> Stored records:
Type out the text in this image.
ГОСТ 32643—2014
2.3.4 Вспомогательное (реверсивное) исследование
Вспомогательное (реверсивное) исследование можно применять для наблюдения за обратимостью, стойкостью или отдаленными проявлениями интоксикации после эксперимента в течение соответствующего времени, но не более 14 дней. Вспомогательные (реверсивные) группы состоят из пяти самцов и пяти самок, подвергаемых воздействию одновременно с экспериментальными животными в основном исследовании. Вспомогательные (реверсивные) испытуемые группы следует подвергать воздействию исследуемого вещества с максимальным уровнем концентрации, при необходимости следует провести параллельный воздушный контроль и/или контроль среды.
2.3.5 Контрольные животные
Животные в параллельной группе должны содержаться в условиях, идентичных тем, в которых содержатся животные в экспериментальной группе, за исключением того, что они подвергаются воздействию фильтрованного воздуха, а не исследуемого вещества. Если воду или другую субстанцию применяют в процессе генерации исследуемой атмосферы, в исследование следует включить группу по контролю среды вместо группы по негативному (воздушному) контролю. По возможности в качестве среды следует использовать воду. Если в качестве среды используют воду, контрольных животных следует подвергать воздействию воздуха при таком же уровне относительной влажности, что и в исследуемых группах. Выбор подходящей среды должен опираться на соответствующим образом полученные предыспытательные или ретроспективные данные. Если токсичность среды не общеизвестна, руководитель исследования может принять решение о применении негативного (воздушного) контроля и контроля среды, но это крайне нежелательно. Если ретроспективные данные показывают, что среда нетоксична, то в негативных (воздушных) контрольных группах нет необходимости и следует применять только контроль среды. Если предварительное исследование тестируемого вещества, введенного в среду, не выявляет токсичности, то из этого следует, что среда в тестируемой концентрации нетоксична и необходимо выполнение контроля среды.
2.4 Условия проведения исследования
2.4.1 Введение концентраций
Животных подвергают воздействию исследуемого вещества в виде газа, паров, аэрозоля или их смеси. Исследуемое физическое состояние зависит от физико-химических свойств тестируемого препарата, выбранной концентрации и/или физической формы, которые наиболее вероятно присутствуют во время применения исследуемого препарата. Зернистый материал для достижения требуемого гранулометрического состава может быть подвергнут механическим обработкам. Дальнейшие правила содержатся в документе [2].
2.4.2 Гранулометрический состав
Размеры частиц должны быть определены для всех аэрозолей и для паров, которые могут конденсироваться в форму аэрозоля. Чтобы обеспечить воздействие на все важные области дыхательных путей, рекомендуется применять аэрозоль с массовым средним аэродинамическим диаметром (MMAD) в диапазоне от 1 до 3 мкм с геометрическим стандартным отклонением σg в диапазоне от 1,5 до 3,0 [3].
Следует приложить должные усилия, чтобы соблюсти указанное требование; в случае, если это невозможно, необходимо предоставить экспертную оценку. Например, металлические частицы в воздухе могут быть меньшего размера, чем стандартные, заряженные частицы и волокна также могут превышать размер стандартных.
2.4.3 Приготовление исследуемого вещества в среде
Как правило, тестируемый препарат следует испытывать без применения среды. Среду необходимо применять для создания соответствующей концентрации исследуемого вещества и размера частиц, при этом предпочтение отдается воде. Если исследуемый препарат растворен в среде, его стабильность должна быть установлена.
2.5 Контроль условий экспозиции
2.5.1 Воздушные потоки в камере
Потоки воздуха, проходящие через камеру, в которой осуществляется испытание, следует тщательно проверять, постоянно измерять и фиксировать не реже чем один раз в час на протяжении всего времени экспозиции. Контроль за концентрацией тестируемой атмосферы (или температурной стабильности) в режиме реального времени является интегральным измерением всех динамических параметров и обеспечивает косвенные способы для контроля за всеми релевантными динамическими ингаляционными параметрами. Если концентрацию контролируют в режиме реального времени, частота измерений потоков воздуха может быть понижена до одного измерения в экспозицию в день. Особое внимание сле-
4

> Task instructions: Your answer should be a single number: the count of lines in the entries that contain the word "среды".

> Output for this exercise: 3